» **Request**:
From the listing below, return each line that includes "text".

» **A run of records**:
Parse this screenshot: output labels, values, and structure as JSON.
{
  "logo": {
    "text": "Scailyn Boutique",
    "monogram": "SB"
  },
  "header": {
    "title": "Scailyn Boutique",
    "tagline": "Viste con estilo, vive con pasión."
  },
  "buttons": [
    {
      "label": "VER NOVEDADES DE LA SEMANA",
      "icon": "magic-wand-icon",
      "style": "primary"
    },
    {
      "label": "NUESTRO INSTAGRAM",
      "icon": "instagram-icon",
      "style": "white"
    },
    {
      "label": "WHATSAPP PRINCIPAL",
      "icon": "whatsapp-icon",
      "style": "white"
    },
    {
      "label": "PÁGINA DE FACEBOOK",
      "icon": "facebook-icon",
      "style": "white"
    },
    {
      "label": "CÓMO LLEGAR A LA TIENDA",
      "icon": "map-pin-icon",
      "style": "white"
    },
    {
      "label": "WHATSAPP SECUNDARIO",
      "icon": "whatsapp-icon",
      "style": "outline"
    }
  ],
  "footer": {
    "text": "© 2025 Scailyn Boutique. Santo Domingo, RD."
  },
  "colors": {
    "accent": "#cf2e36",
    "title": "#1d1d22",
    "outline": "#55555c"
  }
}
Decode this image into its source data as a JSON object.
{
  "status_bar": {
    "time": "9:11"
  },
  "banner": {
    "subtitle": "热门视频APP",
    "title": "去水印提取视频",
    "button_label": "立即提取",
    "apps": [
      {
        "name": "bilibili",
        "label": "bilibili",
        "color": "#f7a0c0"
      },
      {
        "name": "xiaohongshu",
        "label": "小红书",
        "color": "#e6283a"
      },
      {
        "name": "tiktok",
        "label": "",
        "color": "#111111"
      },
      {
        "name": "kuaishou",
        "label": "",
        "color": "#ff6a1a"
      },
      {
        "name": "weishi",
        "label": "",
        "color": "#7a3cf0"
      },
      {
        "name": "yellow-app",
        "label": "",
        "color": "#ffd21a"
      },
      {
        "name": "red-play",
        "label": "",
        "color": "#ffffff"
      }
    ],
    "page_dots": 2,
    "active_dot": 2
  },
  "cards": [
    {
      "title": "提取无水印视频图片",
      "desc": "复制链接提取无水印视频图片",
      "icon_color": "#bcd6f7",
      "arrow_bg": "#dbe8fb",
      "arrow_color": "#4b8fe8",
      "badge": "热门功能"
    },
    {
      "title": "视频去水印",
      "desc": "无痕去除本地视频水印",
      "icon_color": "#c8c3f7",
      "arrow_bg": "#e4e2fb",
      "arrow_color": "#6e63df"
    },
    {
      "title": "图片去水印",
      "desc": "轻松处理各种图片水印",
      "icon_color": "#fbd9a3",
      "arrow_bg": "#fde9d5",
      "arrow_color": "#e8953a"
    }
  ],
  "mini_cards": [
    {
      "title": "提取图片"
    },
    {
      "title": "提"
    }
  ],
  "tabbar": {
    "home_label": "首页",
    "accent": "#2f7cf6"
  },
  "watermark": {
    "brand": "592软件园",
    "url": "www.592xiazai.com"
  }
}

» **Solution to the exercise**:
    "text": "Scailyn Boutique",
    "text": "© 2025 Scailyn Boutique. Santo Domingo, RD."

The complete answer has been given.